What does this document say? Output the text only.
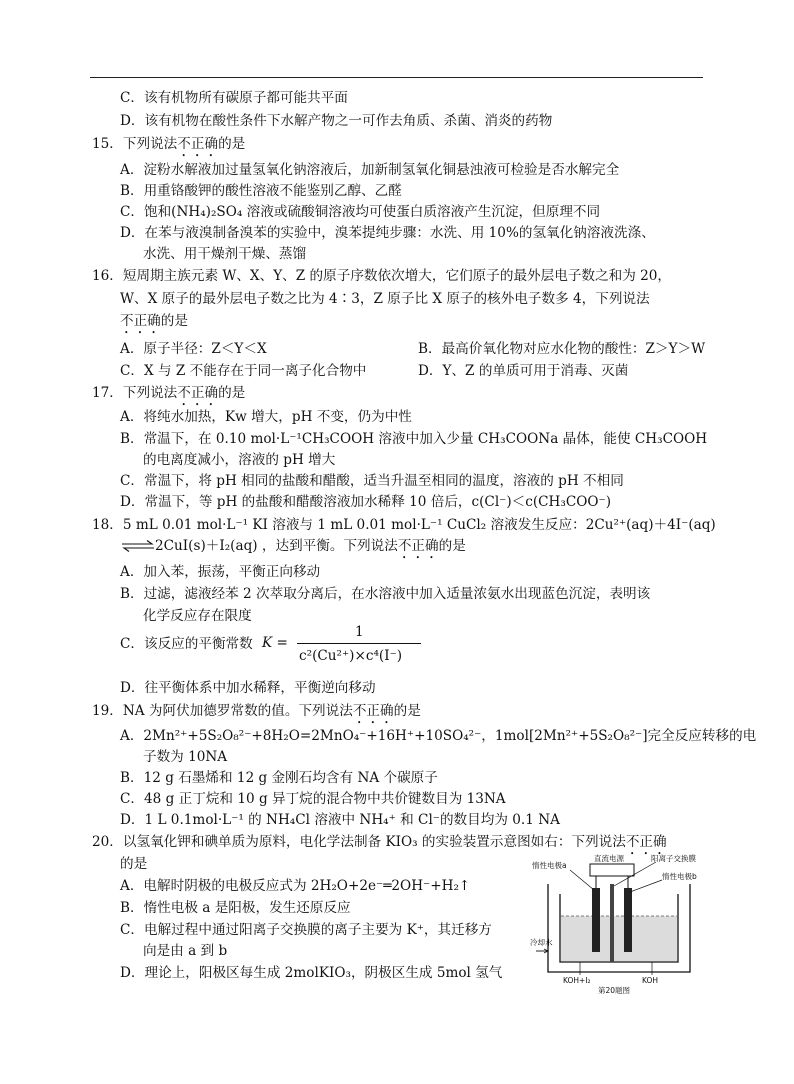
C．该有机物所有碳原子都可能共平面
D．该有机物在酸性条件下水解产物之一可作去角质、杀菌、消炎的药物
15．下列说法不正确的是
A．淀粉水解液加过量氢氧化钠溶液后，加新制氢氧化铜悬浊液可检验是否水解完全
B．用重铬酸钾的酸性溶液不能鉴别乙醇、乙醛
C．饱和(NH₄)₂SO₄ 溶液或硫酸铜溶液均可使蛋白质溶液产生沉淀，但原理不同
D．在苯与液溴制备溴苯的实验中，溴苯提纯步骤：水洗、用 10%的氢氧化钠溶液洗涤、
水洗、用干燥剂干燥、蒸馏
16．短周期主族元素 W、X、Y、Z 的原子序数依次增大，它们原子的最外层电子数之和为 20，
W、X 原子的最外层电子数之比为 4∶3，Z 原子比 X 原子的核外电子数多 4，下列说法
不正确的是
A．原子半径：Z＜Y＜X	B．最高价氧化物对应水化物的酸性：Z＞Y＞W
C．X 与 Z 不能存在于同一离子化合物中	D．Y、Z 的单质可用于消毒、灭菌
17．下列说法不正确的是
A．将纯水加热，Kw 增大，pH 不变，仍为中性
B．常温下，在 0.10 mol·L⁻¹CH₃COOH 溶液中加入少量 CH₃COONa 晶体，能使 CH₃COOH
的电离度减小，溶液的 pH 增大
C．常温下，将 pH 相同的盐酸和醋酸，适当升温至相同的温度，溶液的 pH 不相同
D．常温下，等 pH 的盐酸和醋酸溶液加水稀释 10 倍后，c(Cl⁻)＜c(CH₃COO⁻)
18．5 mL 0.01 mol·L⁻¹ KI 溶液与 1 mL 0.01 mol·L⁻¹ CuCl₂ 溶液发生反应：2Cu²⁺(aq)＋4I⁻(aq)
⇌ 2CuI(s)＋I₂(aq) ，达到平衡。下列说法不正确的是
A．加入苯，振荡，平衡正向移动
B．过滤，滤液经苯 2 次萃取分离后，在水溶液中加入适量浓氨水出现蓝色沉淀，表明该
化学反应存在限度
C．该反应的平衡常数 K =
1
c²(Cu²⁺)×c⁴(I⁻)
D．往平衡体系中加水稀释，平衡逆向移动
19．NA 为阿伏加德罗常数的值。下列说法不正确的是
A．2Mn²⁺+5S₂O₈²⁻+8H₂O=2MnO₄⁻+16H⁺+10SO₄²⁻，1mol[2Mn²⁺+5S₂O₈²⁻]完全反应转移的电
子数为 10NA
B．12 g 石墨烯和 12 g 金刚石均含有 NA 个碳原子
C．48 g 正丁烷和 10 g 异丁烷的混合物中共价键数目为 13NA
D．1 L 0.1mol·L⁻¹ 的 NH₄Cl 溶液中 NH₄⁺ 和 Cl⁻的数目均为 0.1 NA
20．以氢氧化钾和碘单质为原料，电化学法制备 KIO₃ 的实验装置示意图如右：下列说法不正确
的是
A．电解时阴极的电极反应式为 2H₂O+2e⁻═2OH⁻+H₂↑
B．惰性电极 a 是阳极，发生还原反应
C．电解过程中通过阳离子交换膜的离子主要为 K⁺，其迁移方
向是由 a 到 b
D．理论上，阳极区每生成 2molKIO₃，阴极区生成 5mol 氢气
惰性电极a
直流电源	阳离子交换膜
惰性电极b
冷却水
KOH+I₂	KOH
第20题图
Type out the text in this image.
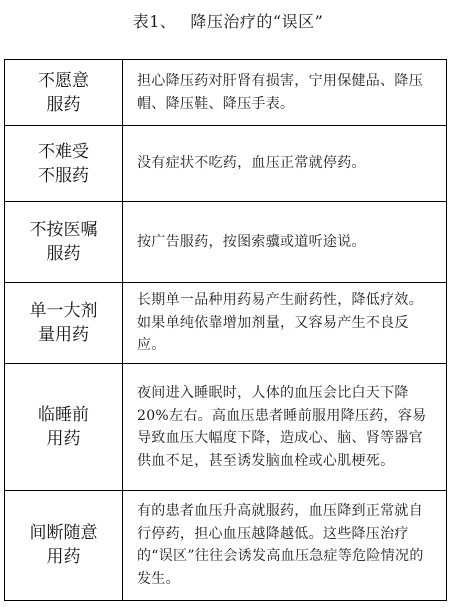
表1、 降压治疗的“误区”
不愿意
服药
担心降压药对肝肾有损害，宁用保健品、降压帽、降压鞋、降压手表。
不难受
不服药
没有症状不吃药，血压正常就停药。
不按医嘱
服药
按广告服药，按图索骥或道听途说。
单一大剂
量用药
长期单一品种用药易产生耐药性，降低疗效。如果单纯依靠增加剂量，又容易产生不良反应。
临睡前
用药
夜间进入睡眠时，人体的血压会比白天下降20%左右。高血压患者睡前服用降压药，容易导致血压大幅度下降，造成心、脑、肾等器官供血不足，甚至诱发脑血栓或心肌梗死。
间断随意
用药
有的患者血压升高就服药，血压降到正常就自行停药，担心血压越降越低。这些降压治疗的“误区”往往会诱发高血压急症等危险情况的发生。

Task to carry out: Pull out every line holding "this" from the records above, and copy it.

Task solution:
What does this document say? Output the text only.
Type out the text in this image.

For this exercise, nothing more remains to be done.